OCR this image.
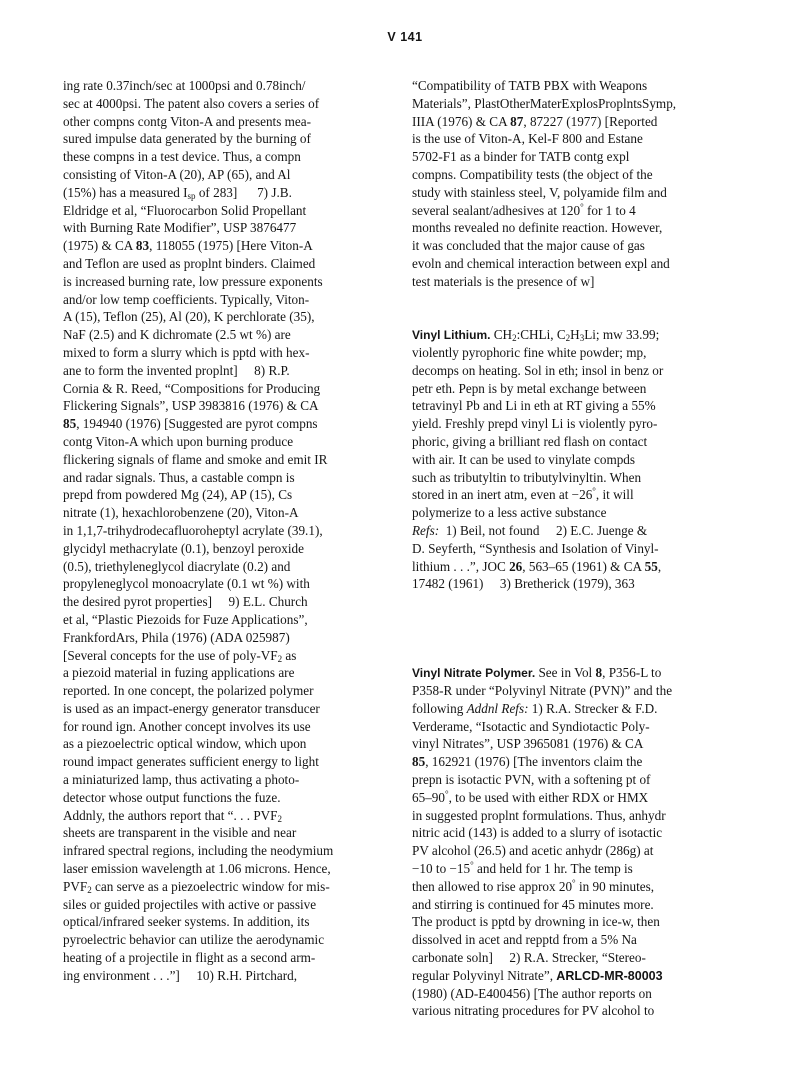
V 141
ing rate 0.37inch/sec at 1000psi and 0.78inch/
sec at 4000psi. The patent also covers a series of
other compns contg Viton-A and presents mea-
sured impulse data generated by the burning of
these compns in a test device. Thus, a compn
consisting of Viton-A (20), AP (65), and Al
(15%) has a measured $I_{sp}$ of 283] 7) J.B.
Eldridge et al, “Fluorocarbon Solid Propellant
with Burning Rate Modifier”, USP 3876477
(1975) & CA 83, 118055 (1975) [Here Viton-A
and Teflon are used as proplnt binders. Claimed
is increased burning rate, low pressure exponents
and/or low temp coefficients. Typically, Viton-
A (15), Teflon (25), Al (20), K perchlorate (35),
NaF (2.5) and K dichromate (2.5 wt %) are
mixed to form a slurry which is pptd with hex-
ane to form the invented proplnt] 8) R.P.
Cornia & R. Reed, “Compositions for Producing
Flickering Signals”, USP 3983816 (1976) & CA
85, 194940 (1976) [Suggested are pyrot compns
contg Viton-A which upon burning produce
flickering signals of flame and smoke and emit IR
and radar signals. Thus, a castable compn is
prepd from powdered Mg (24), AP (15), Cs
nitrate (1), hexachlorobenzene (20), Viton-A
in 1,1,7-trihydrodecafluoroheptyl acrylate (39.1),
glycidyl methacrylate (0.1), benzoyl peroxide
(0.5), triethyleneglycol diacrylate (0.2) and
propyleneglycol monoacrylate (0.1 wt %) with
the desired pyrot properties] 9) E.L. Church
et al, “Plastic Piezoids for Fuze Applications”,
FrankfordArs, Phila (1976) (ADA 025987)
[Several concepts for the use of poly-$VF_2$ as
a piezoid material in fuzing applications are
reported. In one concept, the polarized polymer
is used as an impact-energy generator transducer
for round ign. Another concept involves its use
as a piezoelectric optical window, which upon
round impact generates sufficient energy to light
a miniaturized lamp, thus activating a photo-
detector whose output functions the fuze.
Addnly, the authors report that “. . . $PVF_2$
sheets are transparent in the visible and near
infrared spectral regions, including the neodymium
laser emission wavelength at 1.06 microns. Hence,
$PVF_2$ can serve as a piezoelectric window for mis-
siles or guided projectiles with active or passive
optical/infrared seeker systems. In addition, its
pyroelectric behavior can utilize the aerodynamic
heating of a projectile in flight as a second arm-
ing environment . . .”] 10) R.H. Pirtchard,
“Compatibility of TATB PBX with Weapons
Materials”, PlastOtherMaterExplosProplntsSymp,
IIIA (1976) & CA 87, 87227 (1977) [Reported
is the use of Viton-A, Kel-F 800 and Estane
5702-F1 as a binder for TATB contg expl
compns. Compatibility tests (the object of the
study with stainless steel, V, polyamide film and
several sealant/adhesives at 120° for 1 to 4
months revealed no definite reaction. However,
it was concluded that the major cause of gas
evoln and chemical interaction between expl and
test materials is the presence of w]
Vinyl Lithium. $CH_2:CHLi$, $C_2H_3Li$; mw 33.99;
violently pyrophoric fine white powder; mp,
decomps on heating. Sol in eth; insol in benz or
petr eth. Pepn is by metal exchange between
tetravinyl Pb and Li in eth at RT giving a 55%
yield. Freshly prepd vinyl Li is violently pyro-
phoric, giving a brilliant red flash on contact
with air. It can be used to vinylate compds
such as tributyltin to tributylvinyltin. When
stored in an inert atm, even at −26°, it will
polymerize to a less active substance
Refs: 1) Beil, not found 2) E.C. Juenge &
D. Seyferth, “Synthesis and Isolation of Vinyl-
lithium . . .”, JOC 26, 563–65 (1961) & CA 55,
17482 (1961) 3) Bretherick (1979), 363
Vinyl Nitrate Polymer. See in Vol 8, P356-L to
P358-R under “Polyvinyl Nitrate (PVN)” and the
following Addnl Refs: 1) R.A. Strecker & F.D.
Verderame, “Isotactic and Syndiotactic Poly-
vinyl Nitrates”, USP 3965081 (1976) & CA
85, 162921 (1976) [The inventors claim the
prepn is isotactic PVN, with a softening pt of
65–90°, to be used with either RDX or HMX
in suggested proplnt formulations. Thus, anhydr
nitric acid (143) is added to a slurry of isotactic
PV alcohol (26.5) and acetic anhydr (286g) at
−10 to −15° and held for 1 hr. The temp is
then allowed to rise approx 20° in 90 minutes,
and stirring is continued for 45 minutes more.
The product is pptd by drowning in ice-w, then
dissolved in acet and repptd from a 5% Na
carbonate soln] 2) R.A. Strecker, “Stereo-
regular Polyvinyl Nitrate”, ARLCD-MR-80003
(1980) (AD-E400456) [The author reports on
various nitrating procedures for PV alcohol to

- **EXERCISE TASK**: Every line above should be returned exactly; the pictures stay out.

- **RIGHT ANSWER**:
OCR this image.
V 141
ing rate 0.37inch/sec at 1000psi and 0.78inch/
sec at 4000psi. The patent also covers a series of
other compns contg Viton-A and presents mea-
sured impulse data generated by the burning of
these compns in a test device. Thus, a compn
consisting of Viton-A (20), AP (65), and Al
(15%) has a measured $I_{sp}$ of 283] 7) J.B.
Eldridge et al, “Fluorocarbon Solid Propellant
with Burning Rate Modifier”, USP 3876477
(1975) & CA 83, 118055 (1975) [Here Viton-A
and Teflon are used as proplnt binders. Claimed
is increased burning rate, low pressure exponents
and/or low temp coefficients. Typically, Viton-
A (15), Teflon (25), Al (20), K perchlorate (35),
NaF (2.5) and K dichromate (2.5 wt %) are
mixed to form a slurry which is pptd with hex-
ane to form the invented proplnt] 8) R.P.
Cornia & R. Reed, “Compositions for Producing
Flickering Signals”, USP 3983816 (1976) & CA
85, 194940 (1976) [Suggested are pyrot compns
contg Viton-A which upon burning produce
flickering signals of flame and smoke and emit IR
and radar signals. Thus, a castable compn is
prepd from powdered Mg (24), AP (15), Cs
nitrate (1), hexachlorobenzene (20), Viton-A
in 1,1,7-trihydrodecafluoroheptyl acrylate (39.1),
glycidyl methacrylate (0.1), benzoyl peroxide
(0.5), triethyleneglycol diacrylate (0.2) and
propyleneglycol monoacrylate (0.1 wt %) with
the desired pyrot properties] 9) E.L. Church
et al, “Plastic Piezoids for Fuze Applications”,
FrankfordArs, Phila (1976) (ADA 025987)
[Several concepts for the use of poly-$VF_2$ as
a piezoid material in fuzing applications are
reported. In one concept, the polarized polymer
is used as an impact-energy generator transducer
for round ign. Another concept involves its use
as a piezoelectric optical window, which upon
round impact generates sufficient energy to light
a miniaturized lamp, thus activating a photo-
detector whose output functions the fuze.
Addnly, the authors report that “. . . $PVF_2$
sheets are transparent in the visible and near
infrared spectral regions, including the neodymium
laser emission wavelength at 1.06 microns. Hence,
$PVF_2$ can serve as a piezoelectric window for mis-
siles or guided projectiles with active or passive
optical/infrared seeker systems. In addition, its
pyroelectric behavior can utilize the aerodynamic
heating of a projectile in flight as a second arm-
ing environment . . .”] 10) R.H. Pirtchard,
“Compatibility of TATB PBX with Weapons
Materials”, PlastOtherMaterExplosProplntsSymp,
IIIA (1976) & CA 87, 87227 (1977) [Reported
is the use of Viton-A, Kel-F 800 and Estane
5702-F1 as a binder for TATB contg expl
compns. Compatibility tests (the object of the
study with stainless steel, V, polyamide film and
several sealant/adhesives at 120° for 1 to 4
months revealed no definite reaction. However,
it was concluded that the major cause of gas
evoln and chemical interaction between expl and
test materials is the presence of w]
Vinyl Lithium. $CH_2:CHLi$, $C_2H_3Li$; mw 33.99;
violently pyrophoric fine white powder; mp,
decomps on heating. Sol in eth; insol in benz or
petr eth. Pepn is by metal exchange between
tetravinyl Pb and Li in eth at RT giving a 55%
yield. Freshly prepd vinyl Li is violently pyro-
phoric, giving a brilliant red flash on contact
with air. It can be used to vinylate compds
such as tributyltin to tributylvinyltin. When
stored in an inert atm, even at −26°, it will
polymerize to a less active substance
Refs: 1) Beil, not found 2) E.C. Juenge &
D. Seyferth, “Synthesis and Isolation of Vinyl-
lithium . . .”, JOC 26, 563–65 (1961) & CA 55,
17482 (1961) 3) Bretherick (1979), 363
Vinyl Nitrate Polymer. See in Vol 8, P356-L to
P358-R under “Polyvinyl Nitrate (PVN)” and the
following Addnl Refs: 1) R.A. Strecker & F.D.
Verderame, “Isotactic and Syndiotactic Poly-
vinyl Nitrates”, USP 3965081 (1976) & CA
85, 162921 (1976) [The inventors claim the
prepn is isotactic PVN, with a softening pt of
65–90°, to be used with either RDX or HMX
in suggested proplnt formulations. Thus, anhydr
nitric acid (143) is added to a slurry of isotactic
PV alcohol (26.5) and acetic anhydr (286g) at
−10 to −15° and held for 1 hr. The temp is
then allowed to rise approx 20° in 90 minutes,
and stirring is continued for 45 minutes more.
The product is pptd by drowning in ice-w, then
dissolved in acet and repptd from a 5% Na
carbonate soln] 2) R.A. Strecker, “Stereo-
regular Polyvinyl Nitrate”, ARLCD-MR-80003
(1980) (AD-E400456) [The author reports on
various nitrating procedures for PV alcohol to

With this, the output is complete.